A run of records

▽

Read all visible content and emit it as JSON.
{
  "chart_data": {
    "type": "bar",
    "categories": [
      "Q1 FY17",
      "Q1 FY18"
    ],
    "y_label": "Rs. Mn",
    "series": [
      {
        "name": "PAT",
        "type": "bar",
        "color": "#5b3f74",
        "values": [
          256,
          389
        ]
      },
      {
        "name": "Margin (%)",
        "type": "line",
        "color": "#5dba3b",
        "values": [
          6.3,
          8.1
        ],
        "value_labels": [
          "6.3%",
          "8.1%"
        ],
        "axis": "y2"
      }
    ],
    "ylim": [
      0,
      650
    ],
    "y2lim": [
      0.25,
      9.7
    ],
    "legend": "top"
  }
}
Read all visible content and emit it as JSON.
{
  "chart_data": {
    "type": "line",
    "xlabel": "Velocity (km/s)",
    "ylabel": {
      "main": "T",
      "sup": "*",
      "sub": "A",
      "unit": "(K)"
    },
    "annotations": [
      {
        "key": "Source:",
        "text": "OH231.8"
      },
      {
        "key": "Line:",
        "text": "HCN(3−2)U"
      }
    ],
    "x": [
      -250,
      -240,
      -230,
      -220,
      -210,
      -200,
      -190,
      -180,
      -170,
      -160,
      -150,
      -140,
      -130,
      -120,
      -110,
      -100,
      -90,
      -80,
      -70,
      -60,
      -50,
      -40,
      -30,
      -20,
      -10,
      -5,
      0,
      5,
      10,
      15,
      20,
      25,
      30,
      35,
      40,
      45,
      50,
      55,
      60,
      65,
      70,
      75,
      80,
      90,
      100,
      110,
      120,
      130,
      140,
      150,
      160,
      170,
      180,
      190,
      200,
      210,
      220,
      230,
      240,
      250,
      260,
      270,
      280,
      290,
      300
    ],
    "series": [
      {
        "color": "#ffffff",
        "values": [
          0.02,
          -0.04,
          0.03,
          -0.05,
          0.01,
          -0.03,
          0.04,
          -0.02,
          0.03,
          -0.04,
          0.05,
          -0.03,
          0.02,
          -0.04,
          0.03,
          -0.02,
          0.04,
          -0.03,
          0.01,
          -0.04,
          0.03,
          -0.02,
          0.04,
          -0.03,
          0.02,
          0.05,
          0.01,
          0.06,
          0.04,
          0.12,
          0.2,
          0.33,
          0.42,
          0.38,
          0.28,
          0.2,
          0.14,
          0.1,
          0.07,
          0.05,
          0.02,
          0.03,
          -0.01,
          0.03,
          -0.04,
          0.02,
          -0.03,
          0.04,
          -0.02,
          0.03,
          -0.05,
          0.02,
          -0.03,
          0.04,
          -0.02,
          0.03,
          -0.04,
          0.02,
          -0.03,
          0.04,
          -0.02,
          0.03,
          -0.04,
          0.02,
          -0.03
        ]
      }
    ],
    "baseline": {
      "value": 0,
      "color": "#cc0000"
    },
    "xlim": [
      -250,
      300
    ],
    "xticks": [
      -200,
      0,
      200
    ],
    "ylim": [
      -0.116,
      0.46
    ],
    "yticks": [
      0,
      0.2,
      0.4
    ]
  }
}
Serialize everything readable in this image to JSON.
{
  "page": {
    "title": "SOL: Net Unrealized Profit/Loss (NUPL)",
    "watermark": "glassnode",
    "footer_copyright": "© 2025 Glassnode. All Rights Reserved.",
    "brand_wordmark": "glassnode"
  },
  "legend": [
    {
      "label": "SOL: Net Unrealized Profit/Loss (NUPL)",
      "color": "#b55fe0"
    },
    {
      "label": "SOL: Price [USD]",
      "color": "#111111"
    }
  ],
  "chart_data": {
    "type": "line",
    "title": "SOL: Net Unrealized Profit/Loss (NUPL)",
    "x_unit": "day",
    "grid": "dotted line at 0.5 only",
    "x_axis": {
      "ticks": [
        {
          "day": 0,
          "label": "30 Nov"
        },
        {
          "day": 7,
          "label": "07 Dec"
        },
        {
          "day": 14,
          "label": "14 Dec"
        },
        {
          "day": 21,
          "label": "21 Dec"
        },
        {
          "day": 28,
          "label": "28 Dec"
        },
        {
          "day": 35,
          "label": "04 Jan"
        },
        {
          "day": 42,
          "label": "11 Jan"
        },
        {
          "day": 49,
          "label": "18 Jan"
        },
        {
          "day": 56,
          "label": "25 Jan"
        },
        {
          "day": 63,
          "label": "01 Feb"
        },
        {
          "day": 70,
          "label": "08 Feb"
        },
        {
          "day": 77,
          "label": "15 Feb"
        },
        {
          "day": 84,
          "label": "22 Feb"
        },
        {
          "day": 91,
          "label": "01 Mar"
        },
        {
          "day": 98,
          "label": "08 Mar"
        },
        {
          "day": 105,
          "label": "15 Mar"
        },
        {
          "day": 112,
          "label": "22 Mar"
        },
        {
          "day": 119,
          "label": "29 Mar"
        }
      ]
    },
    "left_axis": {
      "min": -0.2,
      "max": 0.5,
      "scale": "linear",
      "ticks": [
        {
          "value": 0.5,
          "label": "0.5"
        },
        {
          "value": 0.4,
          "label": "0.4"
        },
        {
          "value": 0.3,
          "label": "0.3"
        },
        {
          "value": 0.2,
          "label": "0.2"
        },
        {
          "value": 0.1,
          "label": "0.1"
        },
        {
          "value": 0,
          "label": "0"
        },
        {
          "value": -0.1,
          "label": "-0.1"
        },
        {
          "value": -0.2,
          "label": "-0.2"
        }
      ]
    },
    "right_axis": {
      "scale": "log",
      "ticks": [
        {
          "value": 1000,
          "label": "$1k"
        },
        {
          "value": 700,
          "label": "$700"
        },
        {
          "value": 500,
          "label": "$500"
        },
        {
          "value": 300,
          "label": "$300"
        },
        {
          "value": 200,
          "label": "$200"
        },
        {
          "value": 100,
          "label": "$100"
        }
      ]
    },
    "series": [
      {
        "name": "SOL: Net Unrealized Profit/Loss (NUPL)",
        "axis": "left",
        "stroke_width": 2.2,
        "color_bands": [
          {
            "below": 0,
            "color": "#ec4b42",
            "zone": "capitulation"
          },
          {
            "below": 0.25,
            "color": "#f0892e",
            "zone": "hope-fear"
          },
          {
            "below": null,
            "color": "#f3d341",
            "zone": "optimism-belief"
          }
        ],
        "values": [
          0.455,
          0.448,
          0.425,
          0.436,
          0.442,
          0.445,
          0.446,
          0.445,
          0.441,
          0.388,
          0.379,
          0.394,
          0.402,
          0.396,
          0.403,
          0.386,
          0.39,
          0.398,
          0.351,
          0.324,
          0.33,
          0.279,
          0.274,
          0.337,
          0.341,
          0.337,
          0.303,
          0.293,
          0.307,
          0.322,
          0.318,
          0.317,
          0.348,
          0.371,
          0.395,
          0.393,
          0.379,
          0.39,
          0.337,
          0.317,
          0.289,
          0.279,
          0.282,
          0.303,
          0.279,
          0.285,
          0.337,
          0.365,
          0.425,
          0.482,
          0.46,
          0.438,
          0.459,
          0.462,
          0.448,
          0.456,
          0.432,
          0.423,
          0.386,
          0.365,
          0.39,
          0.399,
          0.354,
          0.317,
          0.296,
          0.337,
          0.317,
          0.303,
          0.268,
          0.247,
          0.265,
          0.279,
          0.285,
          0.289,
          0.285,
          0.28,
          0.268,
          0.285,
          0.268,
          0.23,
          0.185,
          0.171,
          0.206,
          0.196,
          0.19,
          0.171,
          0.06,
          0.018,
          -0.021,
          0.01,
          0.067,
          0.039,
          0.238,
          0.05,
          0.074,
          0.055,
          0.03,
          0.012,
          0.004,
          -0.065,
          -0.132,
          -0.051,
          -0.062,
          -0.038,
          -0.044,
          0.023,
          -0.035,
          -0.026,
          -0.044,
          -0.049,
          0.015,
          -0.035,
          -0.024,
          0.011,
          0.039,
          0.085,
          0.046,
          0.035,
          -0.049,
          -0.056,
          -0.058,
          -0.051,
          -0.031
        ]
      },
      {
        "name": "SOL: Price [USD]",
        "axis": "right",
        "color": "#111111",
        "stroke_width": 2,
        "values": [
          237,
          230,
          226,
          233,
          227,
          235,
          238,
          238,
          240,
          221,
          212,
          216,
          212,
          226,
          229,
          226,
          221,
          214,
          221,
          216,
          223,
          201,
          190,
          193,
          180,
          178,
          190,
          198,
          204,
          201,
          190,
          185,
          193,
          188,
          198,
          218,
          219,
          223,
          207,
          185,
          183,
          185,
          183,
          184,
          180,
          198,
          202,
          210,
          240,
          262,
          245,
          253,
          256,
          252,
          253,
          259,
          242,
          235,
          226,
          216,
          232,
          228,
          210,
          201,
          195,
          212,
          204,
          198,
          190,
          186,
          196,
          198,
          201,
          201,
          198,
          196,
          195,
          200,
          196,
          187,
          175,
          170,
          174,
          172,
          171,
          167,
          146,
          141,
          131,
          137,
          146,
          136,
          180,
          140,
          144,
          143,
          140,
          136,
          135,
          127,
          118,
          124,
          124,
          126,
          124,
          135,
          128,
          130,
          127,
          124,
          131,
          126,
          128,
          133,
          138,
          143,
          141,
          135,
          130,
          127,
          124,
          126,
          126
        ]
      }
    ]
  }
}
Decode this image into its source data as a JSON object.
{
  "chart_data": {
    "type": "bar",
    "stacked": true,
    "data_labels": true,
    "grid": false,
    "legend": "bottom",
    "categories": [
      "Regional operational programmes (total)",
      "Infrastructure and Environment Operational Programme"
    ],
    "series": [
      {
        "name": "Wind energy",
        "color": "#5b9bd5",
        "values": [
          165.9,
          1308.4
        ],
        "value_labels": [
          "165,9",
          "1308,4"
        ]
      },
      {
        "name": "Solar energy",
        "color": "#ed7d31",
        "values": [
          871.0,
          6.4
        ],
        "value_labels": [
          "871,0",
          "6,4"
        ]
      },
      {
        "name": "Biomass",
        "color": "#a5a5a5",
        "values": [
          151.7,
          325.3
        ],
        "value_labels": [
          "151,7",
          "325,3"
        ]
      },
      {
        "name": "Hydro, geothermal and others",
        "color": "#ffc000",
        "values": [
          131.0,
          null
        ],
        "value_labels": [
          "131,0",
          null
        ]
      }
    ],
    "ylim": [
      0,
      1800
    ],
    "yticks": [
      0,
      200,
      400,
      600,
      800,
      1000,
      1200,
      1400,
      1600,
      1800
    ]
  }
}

△

From the entries above, return each line with the word "Unrealized" in it.

    "title": "SOL: Net Unrealized Profit/Loss (NUPL)",
      "label": "SOL: Net Unrealized Profit/Loss (NUPL)",
    "title": "SOL: Net Unrealized Profit/Loss (NUPL)",
        "name": "SOL: Net Unrealized Profit/Loss (NUPL)",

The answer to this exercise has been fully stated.